**GOAL:** Return each line containing the string "land".

**Structured figure records:**
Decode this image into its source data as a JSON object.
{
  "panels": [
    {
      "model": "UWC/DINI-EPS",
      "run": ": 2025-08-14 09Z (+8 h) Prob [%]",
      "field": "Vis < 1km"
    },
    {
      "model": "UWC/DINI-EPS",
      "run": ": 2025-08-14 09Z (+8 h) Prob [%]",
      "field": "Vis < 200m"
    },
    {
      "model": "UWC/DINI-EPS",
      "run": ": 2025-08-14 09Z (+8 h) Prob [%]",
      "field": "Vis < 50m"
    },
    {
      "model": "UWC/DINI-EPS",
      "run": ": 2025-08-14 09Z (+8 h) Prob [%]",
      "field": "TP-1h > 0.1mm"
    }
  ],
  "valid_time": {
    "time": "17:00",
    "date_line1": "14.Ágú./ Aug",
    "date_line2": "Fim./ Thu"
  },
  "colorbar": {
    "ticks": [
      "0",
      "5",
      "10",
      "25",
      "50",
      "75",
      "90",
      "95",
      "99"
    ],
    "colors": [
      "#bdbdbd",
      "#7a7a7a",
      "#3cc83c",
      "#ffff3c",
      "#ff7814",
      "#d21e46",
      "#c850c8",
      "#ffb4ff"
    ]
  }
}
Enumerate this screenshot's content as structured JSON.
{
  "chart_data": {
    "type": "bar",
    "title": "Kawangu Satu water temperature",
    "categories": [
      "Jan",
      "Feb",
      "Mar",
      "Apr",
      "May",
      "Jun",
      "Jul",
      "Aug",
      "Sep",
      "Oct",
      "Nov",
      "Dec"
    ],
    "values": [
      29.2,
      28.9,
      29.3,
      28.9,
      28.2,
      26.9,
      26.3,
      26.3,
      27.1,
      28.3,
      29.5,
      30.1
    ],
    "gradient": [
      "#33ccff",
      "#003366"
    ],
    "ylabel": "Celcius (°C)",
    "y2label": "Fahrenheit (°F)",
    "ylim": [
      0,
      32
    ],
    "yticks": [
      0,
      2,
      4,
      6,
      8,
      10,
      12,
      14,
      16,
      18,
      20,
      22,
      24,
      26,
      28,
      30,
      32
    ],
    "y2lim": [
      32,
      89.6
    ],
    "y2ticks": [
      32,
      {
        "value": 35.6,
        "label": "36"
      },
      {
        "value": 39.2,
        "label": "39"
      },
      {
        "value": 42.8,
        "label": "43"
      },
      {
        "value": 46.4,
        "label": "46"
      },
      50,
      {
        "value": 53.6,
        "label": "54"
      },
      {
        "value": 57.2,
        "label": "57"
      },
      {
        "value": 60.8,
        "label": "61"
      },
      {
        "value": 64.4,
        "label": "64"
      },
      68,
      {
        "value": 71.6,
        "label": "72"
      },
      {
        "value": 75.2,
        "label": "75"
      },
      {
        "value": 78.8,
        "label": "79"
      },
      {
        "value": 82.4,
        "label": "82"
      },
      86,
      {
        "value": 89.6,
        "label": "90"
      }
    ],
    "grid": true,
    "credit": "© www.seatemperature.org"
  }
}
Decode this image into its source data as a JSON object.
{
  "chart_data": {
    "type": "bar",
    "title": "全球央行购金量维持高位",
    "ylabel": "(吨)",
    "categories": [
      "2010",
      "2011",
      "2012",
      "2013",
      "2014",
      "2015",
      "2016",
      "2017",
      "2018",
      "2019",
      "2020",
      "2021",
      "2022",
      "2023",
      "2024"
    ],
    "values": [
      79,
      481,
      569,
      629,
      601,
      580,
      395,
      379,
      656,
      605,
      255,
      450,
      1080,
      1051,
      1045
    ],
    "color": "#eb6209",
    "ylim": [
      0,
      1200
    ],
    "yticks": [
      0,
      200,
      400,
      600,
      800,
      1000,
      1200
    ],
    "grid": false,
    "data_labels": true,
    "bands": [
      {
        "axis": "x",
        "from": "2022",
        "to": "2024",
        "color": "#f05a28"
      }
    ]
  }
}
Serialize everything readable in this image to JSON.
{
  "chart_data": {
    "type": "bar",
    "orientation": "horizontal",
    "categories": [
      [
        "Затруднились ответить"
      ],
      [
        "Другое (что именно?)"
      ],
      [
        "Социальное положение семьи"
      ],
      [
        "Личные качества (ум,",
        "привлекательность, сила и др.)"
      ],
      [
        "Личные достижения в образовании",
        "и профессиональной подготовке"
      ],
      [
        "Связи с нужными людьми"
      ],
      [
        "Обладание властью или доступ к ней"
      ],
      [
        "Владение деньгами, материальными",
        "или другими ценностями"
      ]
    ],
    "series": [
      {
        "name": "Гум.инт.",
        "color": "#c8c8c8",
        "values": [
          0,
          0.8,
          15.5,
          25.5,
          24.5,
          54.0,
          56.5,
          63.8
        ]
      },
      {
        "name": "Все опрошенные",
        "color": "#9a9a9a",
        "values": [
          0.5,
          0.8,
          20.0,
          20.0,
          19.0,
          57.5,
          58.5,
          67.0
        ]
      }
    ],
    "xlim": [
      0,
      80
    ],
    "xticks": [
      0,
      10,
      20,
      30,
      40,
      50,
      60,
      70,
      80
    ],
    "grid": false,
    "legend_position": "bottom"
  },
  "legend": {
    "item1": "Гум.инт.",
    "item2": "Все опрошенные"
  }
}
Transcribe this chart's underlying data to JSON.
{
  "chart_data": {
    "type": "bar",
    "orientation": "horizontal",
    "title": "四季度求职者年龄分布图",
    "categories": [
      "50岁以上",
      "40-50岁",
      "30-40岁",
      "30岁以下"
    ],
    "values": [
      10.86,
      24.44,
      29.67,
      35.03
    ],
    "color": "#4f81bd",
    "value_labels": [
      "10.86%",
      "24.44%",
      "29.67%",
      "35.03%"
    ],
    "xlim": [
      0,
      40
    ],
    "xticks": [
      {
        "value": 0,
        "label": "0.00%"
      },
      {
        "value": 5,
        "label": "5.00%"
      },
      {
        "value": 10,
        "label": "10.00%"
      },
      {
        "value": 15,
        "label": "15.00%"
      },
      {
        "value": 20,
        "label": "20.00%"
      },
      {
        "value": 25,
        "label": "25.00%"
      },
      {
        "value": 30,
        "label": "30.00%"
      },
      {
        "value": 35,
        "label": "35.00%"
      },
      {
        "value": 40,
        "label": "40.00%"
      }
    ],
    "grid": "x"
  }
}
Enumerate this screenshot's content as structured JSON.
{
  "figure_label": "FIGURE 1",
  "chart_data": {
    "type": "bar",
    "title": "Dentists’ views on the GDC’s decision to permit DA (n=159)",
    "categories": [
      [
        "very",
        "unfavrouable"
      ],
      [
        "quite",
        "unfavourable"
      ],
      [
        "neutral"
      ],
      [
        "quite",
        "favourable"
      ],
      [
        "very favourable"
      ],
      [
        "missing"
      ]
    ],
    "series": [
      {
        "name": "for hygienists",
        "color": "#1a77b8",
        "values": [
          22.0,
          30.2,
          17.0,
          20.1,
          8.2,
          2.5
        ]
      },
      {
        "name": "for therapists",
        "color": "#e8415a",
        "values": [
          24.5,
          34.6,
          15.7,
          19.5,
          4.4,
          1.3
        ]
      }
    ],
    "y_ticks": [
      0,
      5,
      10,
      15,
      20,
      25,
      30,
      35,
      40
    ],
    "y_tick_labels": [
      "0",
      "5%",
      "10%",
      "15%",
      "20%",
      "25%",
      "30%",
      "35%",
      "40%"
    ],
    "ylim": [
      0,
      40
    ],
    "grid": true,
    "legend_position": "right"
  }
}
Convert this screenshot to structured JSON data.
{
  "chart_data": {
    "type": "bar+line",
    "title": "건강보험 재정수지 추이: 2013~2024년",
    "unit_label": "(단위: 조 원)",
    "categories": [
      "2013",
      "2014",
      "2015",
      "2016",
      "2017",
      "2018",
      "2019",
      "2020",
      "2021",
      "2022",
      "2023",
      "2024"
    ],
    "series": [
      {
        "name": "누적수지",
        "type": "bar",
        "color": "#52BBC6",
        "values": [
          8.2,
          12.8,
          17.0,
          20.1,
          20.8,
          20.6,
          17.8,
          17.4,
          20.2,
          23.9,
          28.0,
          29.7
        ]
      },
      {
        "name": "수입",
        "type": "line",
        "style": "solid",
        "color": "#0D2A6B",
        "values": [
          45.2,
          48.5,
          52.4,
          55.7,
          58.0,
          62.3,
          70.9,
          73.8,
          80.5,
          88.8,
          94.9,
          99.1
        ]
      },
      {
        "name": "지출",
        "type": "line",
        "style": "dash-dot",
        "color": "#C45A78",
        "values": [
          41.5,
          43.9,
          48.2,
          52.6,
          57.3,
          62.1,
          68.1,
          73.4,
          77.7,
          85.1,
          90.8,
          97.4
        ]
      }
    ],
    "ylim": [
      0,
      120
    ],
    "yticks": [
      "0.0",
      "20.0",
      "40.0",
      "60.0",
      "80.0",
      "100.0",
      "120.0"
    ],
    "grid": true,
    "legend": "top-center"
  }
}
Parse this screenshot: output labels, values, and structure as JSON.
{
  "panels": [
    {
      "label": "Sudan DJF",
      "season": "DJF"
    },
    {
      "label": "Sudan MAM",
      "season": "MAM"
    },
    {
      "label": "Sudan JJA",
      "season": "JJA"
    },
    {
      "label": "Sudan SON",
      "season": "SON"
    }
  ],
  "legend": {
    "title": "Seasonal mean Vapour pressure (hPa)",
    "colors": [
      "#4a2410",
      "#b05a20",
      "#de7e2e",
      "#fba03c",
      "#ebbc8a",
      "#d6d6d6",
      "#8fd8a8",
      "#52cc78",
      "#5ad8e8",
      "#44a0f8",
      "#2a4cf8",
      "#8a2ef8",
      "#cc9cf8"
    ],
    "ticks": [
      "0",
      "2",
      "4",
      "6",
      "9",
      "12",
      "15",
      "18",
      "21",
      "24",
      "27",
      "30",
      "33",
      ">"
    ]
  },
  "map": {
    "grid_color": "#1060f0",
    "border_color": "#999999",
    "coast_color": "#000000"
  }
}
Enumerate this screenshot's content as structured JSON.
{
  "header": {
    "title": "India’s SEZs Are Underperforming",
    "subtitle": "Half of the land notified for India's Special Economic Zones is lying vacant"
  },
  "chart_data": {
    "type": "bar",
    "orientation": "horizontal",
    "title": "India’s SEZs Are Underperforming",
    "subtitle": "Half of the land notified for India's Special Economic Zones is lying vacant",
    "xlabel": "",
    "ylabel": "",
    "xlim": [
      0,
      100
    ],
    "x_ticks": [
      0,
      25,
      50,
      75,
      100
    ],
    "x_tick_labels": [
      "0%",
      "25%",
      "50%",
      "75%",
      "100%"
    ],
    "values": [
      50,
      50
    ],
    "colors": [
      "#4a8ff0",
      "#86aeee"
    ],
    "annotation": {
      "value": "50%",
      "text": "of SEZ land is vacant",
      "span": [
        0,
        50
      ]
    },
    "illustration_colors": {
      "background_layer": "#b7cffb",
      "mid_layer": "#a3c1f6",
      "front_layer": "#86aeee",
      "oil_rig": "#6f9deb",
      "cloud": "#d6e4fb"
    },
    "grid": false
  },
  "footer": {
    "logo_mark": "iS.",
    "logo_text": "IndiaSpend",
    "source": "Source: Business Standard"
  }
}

**SOLUTION TO THE EXERCISE:**
    "subtitle": "Half of the land notified for India's Special Economic Zones is lying vacant"
    "subtitle": "Half of the land notified for India's Special Economic Zones is lying vacant",
      "text": "of SEZ land is vacant",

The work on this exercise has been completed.